Excerpt from a dataset:
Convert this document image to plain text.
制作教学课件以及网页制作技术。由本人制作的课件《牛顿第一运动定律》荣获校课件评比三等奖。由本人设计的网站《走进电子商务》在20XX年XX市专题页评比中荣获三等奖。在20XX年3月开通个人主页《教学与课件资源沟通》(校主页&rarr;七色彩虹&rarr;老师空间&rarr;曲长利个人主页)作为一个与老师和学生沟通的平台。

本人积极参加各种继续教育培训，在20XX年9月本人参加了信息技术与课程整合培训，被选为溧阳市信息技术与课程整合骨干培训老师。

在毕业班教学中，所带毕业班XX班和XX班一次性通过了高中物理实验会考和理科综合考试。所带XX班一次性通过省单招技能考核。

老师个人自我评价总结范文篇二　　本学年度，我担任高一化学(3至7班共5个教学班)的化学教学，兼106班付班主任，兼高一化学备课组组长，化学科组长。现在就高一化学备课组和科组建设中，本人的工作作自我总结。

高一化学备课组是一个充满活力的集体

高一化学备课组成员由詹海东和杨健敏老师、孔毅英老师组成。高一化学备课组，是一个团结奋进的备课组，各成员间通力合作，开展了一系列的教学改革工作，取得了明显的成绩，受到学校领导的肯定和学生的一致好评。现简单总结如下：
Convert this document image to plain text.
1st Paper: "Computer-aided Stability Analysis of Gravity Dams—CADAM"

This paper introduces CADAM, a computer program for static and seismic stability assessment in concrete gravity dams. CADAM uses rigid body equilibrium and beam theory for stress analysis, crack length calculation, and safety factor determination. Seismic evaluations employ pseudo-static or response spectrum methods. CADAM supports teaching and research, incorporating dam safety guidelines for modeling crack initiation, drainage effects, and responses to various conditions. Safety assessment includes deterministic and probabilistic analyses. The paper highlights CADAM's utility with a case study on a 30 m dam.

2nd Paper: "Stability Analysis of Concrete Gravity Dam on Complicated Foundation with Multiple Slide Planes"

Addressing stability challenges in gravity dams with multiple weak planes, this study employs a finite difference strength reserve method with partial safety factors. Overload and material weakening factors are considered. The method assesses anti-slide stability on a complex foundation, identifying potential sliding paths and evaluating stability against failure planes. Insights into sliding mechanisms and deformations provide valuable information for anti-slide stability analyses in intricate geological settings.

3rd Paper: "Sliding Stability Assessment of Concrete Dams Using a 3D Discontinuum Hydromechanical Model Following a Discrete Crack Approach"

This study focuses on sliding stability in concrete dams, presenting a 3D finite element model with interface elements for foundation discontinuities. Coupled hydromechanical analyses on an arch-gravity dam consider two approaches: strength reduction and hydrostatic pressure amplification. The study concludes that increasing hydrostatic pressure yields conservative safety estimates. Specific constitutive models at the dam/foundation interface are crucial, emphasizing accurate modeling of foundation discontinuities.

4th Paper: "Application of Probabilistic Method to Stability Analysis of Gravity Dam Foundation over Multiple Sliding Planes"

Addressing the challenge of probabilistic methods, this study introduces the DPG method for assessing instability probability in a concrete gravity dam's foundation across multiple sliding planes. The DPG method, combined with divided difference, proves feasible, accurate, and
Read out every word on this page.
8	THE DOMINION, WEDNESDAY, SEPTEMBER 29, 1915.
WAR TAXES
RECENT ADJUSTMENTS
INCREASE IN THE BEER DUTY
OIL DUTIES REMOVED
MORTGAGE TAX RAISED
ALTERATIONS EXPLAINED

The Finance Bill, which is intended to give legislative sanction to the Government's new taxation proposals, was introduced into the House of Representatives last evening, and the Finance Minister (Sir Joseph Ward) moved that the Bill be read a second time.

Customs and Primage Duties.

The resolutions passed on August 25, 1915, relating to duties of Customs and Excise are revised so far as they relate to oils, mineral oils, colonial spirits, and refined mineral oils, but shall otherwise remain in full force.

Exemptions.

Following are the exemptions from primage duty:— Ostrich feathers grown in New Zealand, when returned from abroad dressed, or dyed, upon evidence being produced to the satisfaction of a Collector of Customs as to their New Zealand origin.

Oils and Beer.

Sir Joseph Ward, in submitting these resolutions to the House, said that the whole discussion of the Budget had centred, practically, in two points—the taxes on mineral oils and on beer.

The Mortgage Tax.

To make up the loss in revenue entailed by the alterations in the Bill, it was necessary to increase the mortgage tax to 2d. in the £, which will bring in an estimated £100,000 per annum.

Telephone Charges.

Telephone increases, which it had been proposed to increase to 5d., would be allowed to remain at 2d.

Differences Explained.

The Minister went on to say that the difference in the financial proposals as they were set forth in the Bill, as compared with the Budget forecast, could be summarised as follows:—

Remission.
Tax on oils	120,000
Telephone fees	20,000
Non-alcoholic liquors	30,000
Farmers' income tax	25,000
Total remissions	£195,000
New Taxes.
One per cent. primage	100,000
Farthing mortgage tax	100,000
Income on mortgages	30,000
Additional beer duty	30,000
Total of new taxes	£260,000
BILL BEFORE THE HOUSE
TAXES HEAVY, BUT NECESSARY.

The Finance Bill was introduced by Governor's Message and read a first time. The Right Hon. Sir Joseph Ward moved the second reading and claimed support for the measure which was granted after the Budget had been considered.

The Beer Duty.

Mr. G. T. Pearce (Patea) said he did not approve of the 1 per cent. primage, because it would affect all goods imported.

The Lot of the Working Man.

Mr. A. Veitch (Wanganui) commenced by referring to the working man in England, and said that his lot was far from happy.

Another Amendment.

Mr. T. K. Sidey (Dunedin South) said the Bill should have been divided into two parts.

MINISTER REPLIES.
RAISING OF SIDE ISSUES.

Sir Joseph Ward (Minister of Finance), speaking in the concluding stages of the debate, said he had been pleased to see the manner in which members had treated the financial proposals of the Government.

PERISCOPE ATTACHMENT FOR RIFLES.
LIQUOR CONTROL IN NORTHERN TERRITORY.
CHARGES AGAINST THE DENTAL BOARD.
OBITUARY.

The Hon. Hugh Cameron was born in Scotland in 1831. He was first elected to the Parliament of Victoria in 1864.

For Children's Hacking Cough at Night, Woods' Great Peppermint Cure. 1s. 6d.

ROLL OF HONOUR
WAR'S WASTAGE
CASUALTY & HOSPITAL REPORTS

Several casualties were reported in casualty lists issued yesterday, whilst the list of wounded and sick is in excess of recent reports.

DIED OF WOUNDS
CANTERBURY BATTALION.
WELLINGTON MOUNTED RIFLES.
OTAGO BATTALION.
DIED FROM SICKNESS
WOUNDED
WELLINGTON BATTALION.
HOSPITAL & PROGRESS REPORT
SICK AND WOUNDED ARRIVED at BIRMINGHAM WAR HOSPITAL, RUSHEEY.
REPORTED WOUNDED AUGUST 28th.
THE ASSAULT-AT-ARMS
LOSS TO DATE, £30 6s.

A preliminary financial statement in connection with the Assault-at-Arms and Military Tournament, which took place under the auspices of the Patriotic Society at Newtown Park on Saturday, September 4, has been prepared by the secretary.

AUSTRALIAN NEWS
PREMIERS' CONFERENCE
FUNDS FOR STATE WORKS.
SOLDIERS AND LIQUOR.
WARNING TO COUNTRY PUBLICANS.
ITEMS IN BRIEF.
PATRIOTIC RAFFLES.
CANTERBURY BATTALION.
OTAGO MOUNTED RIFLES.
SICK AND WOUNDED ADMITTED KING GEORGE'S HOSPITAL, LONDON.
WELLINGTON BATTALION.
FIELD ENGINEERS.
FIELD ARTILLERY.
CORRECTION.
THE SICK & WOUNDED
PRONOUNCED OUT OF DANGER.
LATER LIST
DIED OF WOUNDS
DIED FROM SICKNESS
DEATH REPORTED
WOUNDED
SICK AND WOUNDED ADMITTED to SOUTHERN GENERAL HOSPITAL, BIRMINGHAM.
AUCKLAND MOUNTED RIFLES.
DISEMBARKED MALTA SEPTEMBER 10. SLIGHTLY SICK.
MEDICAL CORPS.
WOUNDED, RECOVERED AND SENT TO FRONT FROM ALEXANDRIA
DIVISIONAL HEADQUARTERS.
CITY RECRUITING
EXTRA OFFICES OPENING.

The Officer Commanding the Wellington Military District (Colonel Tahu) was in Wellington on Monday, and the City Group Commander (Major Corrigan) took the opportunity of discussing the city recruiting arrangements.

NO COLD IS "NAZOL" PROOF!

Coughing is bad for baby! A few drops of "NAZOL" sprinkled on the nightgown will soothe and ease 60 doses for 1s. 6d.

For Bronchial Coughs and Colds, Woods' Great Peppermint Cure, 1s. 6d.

-- Task objective --
Copy each line of the data that contains the word "RIFLES".

-- Output of the exercise --
PERISCOPE ATTACHMENT FOR RIFLES.
WELLINGTON MOUNTED RIFLES.
OTAGO MOUNTED RIFLES.
AUCKLAND MOUNTED RIFLES.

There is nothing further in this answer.